>> BEGIN DATA LISTING

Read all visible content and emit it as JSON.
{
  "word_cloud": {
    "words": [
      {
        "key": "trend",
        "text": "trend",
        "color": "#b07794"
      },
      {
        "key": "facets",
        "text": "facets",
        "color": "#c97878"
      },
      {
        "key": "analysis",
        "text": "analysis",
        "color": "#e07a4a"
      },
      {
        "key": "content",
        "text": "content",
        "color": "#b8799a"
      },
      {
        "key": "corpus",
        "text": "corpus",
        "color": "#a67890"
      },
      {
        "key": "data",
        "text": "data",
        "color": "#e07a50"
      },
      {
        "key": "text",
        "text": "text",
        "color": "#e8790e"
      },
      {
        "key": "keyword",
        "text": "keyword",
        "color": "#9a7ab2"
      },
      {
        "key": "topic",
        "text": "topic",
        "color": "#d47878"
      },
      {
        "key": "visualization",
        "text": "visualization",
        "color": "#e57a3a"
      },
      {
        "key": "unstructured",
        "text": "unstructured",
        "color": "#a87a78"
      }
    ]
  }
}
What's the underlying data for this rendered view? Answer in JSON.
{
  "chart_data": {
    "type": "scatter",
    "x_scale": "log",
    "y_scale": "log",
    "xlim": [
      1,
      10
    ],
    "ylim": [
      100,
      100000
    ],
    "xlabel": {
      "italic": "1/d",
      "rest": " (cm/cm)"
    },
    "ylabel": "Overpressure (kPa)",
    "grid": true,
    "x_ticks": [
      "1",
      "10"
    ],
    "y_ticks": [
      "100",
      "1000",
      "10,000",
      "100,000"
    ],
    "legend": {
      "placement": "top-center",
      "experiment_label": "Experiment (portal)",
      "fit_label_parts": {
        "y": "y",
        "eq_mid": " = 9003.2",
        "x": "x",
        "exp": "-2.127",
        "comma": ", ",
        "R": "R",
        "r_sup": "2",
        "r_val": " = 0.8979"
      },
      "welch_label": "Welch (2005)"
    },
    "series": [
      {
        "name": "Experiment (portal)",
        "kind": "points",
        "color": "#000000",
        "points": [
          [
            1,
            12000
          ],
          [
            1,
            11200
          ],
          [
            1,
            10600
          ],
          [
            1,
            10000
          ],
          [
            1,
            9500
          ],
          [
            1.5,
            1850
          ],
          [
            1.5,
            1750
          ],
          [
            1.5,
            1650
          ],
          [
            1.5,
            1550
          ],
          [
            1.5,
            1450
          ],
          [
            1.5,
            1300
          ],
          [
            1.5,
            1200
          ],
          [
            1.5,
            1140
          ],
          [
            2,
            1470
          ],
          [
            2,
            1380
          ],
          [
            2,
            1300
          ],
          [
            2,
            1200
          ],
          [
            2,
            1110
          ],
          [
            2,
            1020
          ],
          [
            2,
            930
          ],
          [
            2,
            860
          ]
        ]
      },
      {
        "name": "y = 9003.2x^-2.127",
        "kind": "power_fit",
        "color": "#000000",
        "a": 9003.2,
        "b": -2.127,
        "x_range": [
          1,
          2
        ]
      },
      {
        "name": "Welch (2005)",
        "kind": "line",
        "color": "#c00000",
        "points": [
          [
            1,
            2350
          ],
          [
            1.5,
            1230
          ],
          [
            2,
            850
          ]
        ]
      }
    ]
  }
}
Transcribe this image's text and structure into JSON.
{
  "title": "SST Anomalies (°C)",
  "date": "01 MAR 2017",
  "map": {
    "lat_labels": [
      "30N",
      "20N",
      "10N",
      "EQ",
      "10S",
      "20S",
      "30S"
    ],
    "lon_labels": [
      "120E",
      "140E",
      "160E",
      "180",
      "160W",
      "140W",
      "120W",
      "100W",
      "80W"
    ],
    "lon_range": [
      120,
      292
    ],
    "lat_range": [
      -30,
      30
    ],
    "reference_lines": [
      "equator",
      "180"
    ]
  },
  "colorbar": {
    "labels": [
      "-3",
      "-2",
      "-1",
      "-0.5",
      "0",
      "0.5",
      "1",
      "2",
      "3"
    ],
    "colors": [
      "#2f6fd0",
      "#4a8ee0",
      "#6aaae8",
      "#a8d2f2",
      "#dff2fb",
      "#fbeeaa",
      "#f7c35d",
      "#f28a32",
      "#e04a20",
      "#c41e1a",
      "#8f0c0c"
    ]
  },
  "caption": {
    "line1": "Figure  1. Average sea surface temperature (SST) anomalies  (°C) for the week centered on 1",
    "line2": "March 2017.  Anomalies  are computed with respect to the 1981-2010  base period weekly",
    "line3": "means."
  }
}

>> END DATA LISTING

#### STATED PROBLEM:
Reproduce all of the material above word for word.

#### EXPECTED ANSWER:
Read all visible content and emit it as JSON.
{
  "word_cloud": {
    "words": [
      {
        "key": "trend",
        "text": "trend",
        "color": "#b07794"
      },
      {
        "key": "facets",
        "text": "facets",
        "color": "#c97878"
      },
      {
        "key": "analysis",
        "text": "analysis",
        "color": "#e07a4a"
      },
      {
        "key": "content",
        "text": "content",
        "color": "#b8799a"
      },
      {
        "key": "corpus",
        "text": "corpus",
        "color": "#a67890"
      },
      {
        "key": "data",
        "text": "data",
        "color": "#e07a50"
      },
      {
        "key": "text",
        "text": "text",
        "color": "#e8790e"
      },
      {
        "key": "keyword",
        "text": "keyword",
        "color": "#9a7ab2"
      },
      {
        "key": "topic",
        "text": "topic",
        "color": "#d47878"
      },
      {
        "key": "visualization",
        "text": "visualization",
        "color": "#e57a3a"
      },
      {
        "key": "unstructured",
        "text": "unstructured",
        "color": "#a87a78"
      }
    ]
  }
}
What's the underlying data for this rendered view? Answer in JSON.
{
  "chart_data": {
    "type": "scatter",
    "x_scale": "log",
    "y_scale": "log",
    "xlim": [
      1,
      10
    ],
    "ylim": [
      100,
      100000
    ],
    "xlabel": {
      "italic": "1/d",
      "rest": " (cm/cm)"
    },
    "ylabel": "Overpressure (kPa)",
    "grid": true,
    "x_ticks": [
      "1",
      "10"
    ],
    "y_ticks": [
      "100",
      "1000",
      "10,000",
      "100,000"
    ],
    "legend": {
      "placement": "top-center",
      "experiment_label": "Experiment (portal)",
      "fit_label_parts": {
        "y": "y",
        "eq_mid": " = 9003.2",
        "x": "x",
        "exp": "-2.127",
        "comma": ", ",
        "R": "R",
        "r_sup": "2",
        "r_val": " = 0.8979"
      },
      "welch_label": "Welch (2005)"
    },
    "series": [
      {
        "name": "Experiment (portal)",
        "kind": "points",
        "color": "#000000",
        "points": [
          [
            1,
            12000
          ],
          [
            1,
            11200
          ],
          [
            1,
            10600
          ],
          [
            1,
            10000
          ],
          [
            1,
            9500
          ],
          [
            1.5,
            1850
          ],
          [
            1.5,
            1750
          ],
          [
            1.5,
            1650
          ],
          [
            1.5,
            1550
          ],
          [
            1.5,
            1450
          ],
          [
            1.5,
            1300
          ],
          [
            1.5,
            1200
          ],
          [
            1.5,
            1140
          ],
          [
            2,
            1470
          ],
          [
            2,
            1380
          ],
          [
            2,
            1300
          ],
          [
            2,
            1200
          ],
          [
            2,
            1110
          ],
          [
            2,
            1020
          ],
          [
            2,
            930
          ],
          [
            2,
            860
          ]
        ]
      },
      {
        "name": "y = 9003.2x^-2.127",
        "kind": "power_fit",
        "color": "#000000",
        "a": 9003.2,
        "b": -2.127,
        "x_range": [
          1,
          2
        ]
      },
      {
        "name": "Welch (2005)",
        "kind": "line",
        "color": "#c00000",
        "points": [
          [
            1,
            2350
          ],
          [
            1.5,
            1230
          ],
          [
            2,
            850
          ]
        ]
      }
    ]
  }
}
Transcribe this image's text and structure into JSON.
{
  "title": "SST Anomalies (°C)",
  "date": "01 MAR 2017",
  "map": {
    "lat_labels": [
      "30N",
      "20N",
      "10N",
      "EQ",
      "10S",
      "20S",
      "30S"
    ],
    "lon_labels": [
      "120E",
      "140E",
      "160E",
      "180",
      "160W",
      "140W",
      "120W",
      "100W",
      "80W"
    ],
    "lon_range": [
      120,
      292
    ],
    "lat_range": [
      -30,
      30
    ],
    "reference_lines": [
      "equator",
      "180"
    ]
  },
  "colorbar": {
    "labels": [
      "-3",
      "-2",
      "-1",
      "-0.5",
      "0",
      "0.5",
      "1",
      "2",
      "3"
    ],
    "colors": [
      "#2f6fd0",
      "#4a8ee0",
      "#6aaae8",
      "#a8d2f2",
      "#dff2fb",
      "#fbeeaa",
      "#f7c35d",
      "#f28a32",
      "#e04a20",
      "#c41e1a",
      "#8f0c0c"
    ]
  },
  "caption": {
    "line1": "Figure  1. Average sea surface temperature (SST) anomalies  (°C) for the week centered on 1",
    "line2": "March 2017.  Anomalies  are computed with respect to the 1981-2010  base period weekly",
    "line3": "means."
  }
}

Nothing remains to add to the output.